— START OF TASK DATA —

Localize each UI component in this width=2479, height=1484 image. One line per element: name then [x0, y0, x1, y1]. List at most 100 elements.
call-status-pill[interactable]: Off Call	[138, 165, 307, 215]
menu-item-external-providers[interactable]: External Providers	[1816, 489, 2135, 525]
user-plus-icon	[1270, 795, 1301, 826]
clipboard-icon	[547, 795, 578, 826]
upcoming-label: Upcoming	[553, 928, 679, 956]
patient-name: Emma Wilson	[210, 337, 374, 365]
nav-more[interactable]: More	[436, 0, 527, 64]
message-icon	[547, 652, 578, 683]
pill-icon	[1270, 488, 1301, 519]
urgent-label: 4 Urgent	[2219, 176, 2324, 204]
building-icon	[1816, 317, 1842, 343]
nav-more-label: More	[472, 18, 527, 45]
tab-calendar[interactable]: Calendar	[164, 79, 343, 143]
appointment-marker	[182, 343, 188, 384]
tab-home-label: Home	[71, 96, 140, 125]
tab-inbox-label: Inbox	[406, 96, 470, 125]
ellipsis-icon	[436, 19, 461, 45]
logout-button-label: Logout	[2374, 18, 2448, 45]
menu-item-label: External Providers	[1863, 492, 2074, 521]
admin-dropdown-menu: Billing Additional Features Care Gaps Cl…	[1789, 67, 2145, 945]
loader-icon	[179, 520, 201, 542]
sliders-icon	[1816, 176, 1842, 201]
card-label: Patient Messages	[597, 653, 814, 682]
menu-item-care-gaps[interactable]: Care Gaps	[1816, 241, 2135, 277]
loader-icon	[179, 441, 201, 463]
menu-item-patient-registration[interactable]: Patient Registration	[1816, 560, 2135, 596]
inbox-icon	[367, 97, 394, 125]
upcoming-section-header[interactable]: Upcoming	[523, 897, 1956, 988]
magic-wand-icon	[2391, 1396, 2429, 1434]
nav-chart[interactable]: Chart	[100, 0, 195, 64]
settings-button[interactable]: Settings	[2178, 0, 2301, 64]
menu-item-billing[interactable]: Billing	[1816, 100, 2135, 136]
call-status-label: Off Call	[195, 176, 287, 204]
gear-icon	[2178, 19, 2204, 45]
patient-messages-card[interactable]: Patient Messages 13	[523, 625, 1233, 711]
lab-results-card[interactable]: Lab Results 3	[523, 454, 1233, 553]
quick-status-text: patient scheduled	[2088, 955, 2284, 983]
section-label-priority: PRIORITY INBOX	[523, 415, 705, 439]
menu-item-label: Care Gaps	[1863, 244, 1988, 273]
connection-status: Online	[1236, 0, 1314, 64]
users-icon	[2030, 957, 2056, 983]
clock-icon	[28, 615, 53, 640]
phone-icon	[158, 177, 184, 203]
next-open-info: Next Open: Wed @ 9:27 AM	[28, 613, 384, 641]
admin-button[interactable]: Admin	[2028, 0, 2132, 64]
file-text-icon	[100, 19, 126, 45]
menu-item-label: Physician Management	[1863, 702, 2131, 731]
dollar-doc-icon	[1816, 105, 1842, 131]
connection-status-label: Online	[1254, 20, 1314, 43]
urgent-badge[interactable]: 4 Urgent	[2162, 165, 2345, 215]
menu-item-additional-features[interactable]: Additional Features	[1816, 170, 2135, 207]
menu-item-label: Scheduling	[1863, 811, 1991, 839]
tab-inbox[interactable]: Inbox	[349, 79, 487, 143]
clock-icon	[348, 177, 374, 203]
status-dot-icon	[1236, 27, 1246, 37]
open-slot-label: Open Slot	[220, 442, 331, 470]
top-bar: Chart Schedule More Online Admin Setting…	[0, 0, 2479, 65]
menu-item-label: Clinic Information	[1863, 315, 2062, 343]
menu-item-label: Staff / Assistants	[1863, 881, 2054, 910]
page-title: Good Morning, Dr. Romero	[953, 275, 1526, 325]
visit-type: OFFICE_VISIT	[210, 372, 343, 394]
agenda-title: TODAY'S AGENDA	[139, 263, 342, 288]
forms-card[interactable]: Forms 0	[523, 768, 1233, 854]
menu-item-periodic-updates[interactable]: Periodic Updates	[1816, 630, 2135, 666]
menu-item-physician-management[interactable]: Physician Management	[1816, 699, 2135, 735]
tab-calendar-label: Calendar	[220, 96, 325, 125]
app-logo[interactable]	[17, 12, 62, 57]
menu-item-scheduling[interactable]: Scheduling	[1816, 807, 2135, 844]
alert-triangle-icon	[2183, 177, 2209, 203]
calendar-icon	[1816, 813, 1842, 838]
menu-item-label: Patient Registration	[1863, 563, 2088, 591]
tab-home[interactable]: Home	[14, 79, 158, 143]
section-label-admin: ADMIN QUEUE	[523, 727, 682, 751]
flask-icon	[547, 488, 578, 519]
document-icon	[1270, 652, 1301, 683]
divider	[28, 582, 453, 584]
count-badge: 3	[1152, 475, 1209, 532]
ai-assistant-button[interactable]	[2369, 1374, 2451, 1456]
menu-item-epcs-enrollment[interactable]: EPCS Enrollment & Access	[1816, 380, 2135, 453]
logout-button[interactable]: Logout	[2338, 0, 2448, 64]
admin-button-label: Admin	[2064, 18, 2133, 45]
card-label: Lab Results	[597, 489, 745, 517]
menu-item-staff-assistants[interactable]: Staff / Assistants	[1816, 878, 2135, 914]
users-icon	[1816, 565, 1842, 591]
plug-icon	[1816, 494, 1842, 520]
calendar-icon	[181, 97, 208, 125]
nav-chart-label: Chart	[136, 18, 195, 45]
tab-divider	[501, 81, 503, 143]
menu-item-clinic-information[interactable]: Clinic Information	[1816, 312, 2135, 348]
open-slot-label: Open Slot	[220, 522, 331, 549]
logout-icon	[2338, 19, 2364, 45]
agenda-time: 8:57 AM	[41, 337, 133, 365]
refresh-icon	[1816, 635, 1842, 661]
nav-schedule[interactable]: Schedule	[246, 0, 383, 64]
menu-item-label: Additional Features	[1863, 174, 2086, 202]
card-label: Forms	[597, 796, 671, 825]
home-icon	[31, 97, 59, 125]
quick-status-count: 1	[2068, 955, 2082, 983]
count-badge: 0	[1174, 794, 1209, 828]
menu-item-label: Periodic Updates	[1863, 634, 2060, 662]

— END OF TASK DATA —

Write out all of the lines above, character for character.

FULL ANSWER:
Localize each UI component in this width=2479, height=1484 image. One line per element: name then [x0, y0, x1, y1]. List at most 100 elements.
call-status-pill[interactable]: Off Call	[138, 165, 307, 215]
menu-item-external-providers[interactable]: External Providers	[1816, 489, 2135, 525]
user-plus-icon	[1270, 795, 1301, 826]
clipboard-icon	[547, 795, 578, 826]
upcoming-label: Upcoming	[553, 928, 679, 956]
patient-name: Emma Wilson	[210, 337, 374, 365]
nav-more[interactable]: More	[436, 0, 527, 64]
message-icon	[547, 652, 578, 683]
pill-icon	[1270, 488, 1301, 519]
urgent-label: 4 Urgent	[2219, 176, 2324, 204]
building-icon	[1816, 317, 1842, 343]
nav-more-label: More	[472, 18, 527, 45]
tab-calendar[interactable]: Calendar	[164, 79, 343, 143]
appointment-marker	[182, 343, 188, 384]
tab-home-label: Home	[71, 96, 140, 125]
tab-inbox-label: Inbox	[406, 96, 470, 125]
ellipsis-icon	[436, 19, 461, 45]
logout-button-label: Logout	[2374, 18, 2448, 45]
menu-item-label: External Providers	[1863, 492, 2074, 521]
admin-dropdown-menu: Billing Additional Features Care Gaps Cl…	[1789, 67, 2145, 945]
loader-icon	[179, 520, 201, 542]
sliders-icon	[1816, 176, 1842, 201]
card-label: Patient Messages	[597, 653, 814, 682]
menu-item-care-gaps[interactable]: Care Gaps	[1816, 241, 2135, 277]
loader-icon	[179, 441, 201, 463]
menu-item-patient-registration[interactable]: Patient Registration	[1816, 560, 2135, 596]
inbox-icon	[367, 97, 394, 125]
upcoming-section-header[interactable]: Upcoming	[523, 897, 1956, 988]
magic-wand-icon	[2391, 1396, 2429, 1434]
nav-chart[interactable]: Chart	[100, 0, 195, 64]
settings-button[interactable]: Settings	[2178, 0, 2301, 64]
menu-item-billing[interactable]: Billing	[1816, 100, 2135, 136]
call-status-label: Off Call	[195, 176, 287, 204]
gear-icon	[2178, 19, 2204, 45]
patient-messages-card[interactable]: Patient Messages 13	[523, 625, 1233, 711]
lab-results-card[interactable]: Lab Results 3	[523, 454, 1233, 553]
quick-status-text: patient scheduled	[2088, 955, 2284, 983]
section-label-priority: PRIORITY INBOX	[523, 415, 705, 439]
menu-item-label: Care Gaps	[1863, 244, 1988, 273]
connection-status: Online	[1236, 0, 1314, 64]
users-icon	[2030, 957, 2056, 983]
clock-icon	[28, 615, 53, 640]
phone-icon	[158, 177, 184, 203]
next-open-info: Next Open: Wed @ 9:27 AM	[28, 613, 384, 641]
admin-button[interactable]: Admin	[2028, 0, 2132, 64]
file-text-icon	[100, 19, 126, 45]
menu-item-label: Physician Management	[1863, 702, 2131, 731]
dollar-doc-icon	[1816, 105, 1842, 131]
connection-status-label: Online	[1254, 20, 1314, 43]
urgent-badge[interactable]: 4 Urgent	[2162, 165, 2345, 215]
menu-item-additional-features[interactable]: Additional Features	[1816, 170, 2135, 207]
menu-item-label: Scheduling	[1863, 811, 1991, 839]
tab-inbox[interactable]: Inbox	[349, 79, 487, 143]
clock-icon	[348, 177, 374, 203]
status-dot-icon	[1236, 27, 1246, 37]
open-slot-label: Open Slot	[220, 442, 331, 470]
top-bar: Chart Schedule More Online Admin Setting…	[0, 0, 2479, 65]
menu-item-label: Clinic Information	[1863, 315, 2062, 343]
menu-item-label: Staff / Assistants	[1863, 881, 2054, 910]
page-title: Good Morning, Dr. Romero	[953, 275, 1526, 325]
visit-type: OFFICE_VISIT	[210, 372, 343, 394]
agenda-title: TODAY'S AGENDA	[139, 263, 342, 288]
forms-card[interactable]: Forms 0	[523, 768, 1233, 854]
menu-item-periodic-updates[interactable]: Periodic Updates	[1816, 630, 2135, 666]
menu-item-physician-management[interactable]: Physician Management	[1816, 699, 2135, 735]
tab-calendar-label: Calendar	[220, 96, 325, 125]
app-logo[interactable]	[17, 12, 62, 57]
menu-item-scheduling[interactable]: Scheduling	[1816, 807, 2135, 844]
alert-triangle-icon	[2183, 177, 2209, 203]
calendar-icon	[1816, 813, 1842, 838]
menu-item-label: Patient Registration	[1863, 563, 2088, 591]
tab-home[interactable]: Home	[14, 79, 158, 143]
section-label-admin: ADMIN QUEUE	[523, 727, 682, 751]
flask-icon	[547, 488, 578, 519]
document-icon	[1270, 652, 1301, 683]
divider	[28, 582, 453, 584]
count-badge: 3	[1152, 475, 1209, 532]
ai-assistant-button[interactable]	[2369, 1374, 2451, 1456]
menu-item-epcs-enrollment[interactable]: EPCS Enrollment & Access	[1816, 380, 2135, 453]
logout-button[interactable]: Logout	[2338, 0, 2448, 64]
admin-button-label: Admin	[2064, 18, 2133, 45]
card-label: Lab Results	[597, 489, 745, 517]
menu-item-staff-assistants[interactable]: Staff / Assistants	[1816, 878, 2135, 914]
users-icon	[1816, 565, 1842, 591]
plug-icon	[1816, 494, 1842, 520]
calendar-icon	[181, 97, 208, 125]
nav-chart-label: Chart	[136, 18, 195, 45]
tab-divider	[501, 81, 503, 143]
menu-item-clinic-information[interactable]: Clinic Information	[1816, 312, 2135, 348]
open-slot-label: Open Slot	[220, 522, 331, 549]
logout-icon	[2338, 19, 2364, 45]
agenda-time: 8:57 AM	[41, 337, 133, 365]
refresh-icon	[1816, 635, 1842, 661]
nav-schedule[interactable]: Schedule	[246, 0, 383, 64]
menu-item-label: Additional Features	[1863, 174, 2086, 202]
card-label: Forms	[597, 796, 671, 825]
home-icon	[31, 97, 59, 125]
quick-status-count: 1	[2068, 955, 2082, 983]
count-badge: 0	[1174, 794, 1209, 828]
menu-item-label: Periodic Updates	[1863, 634, 2060, 662]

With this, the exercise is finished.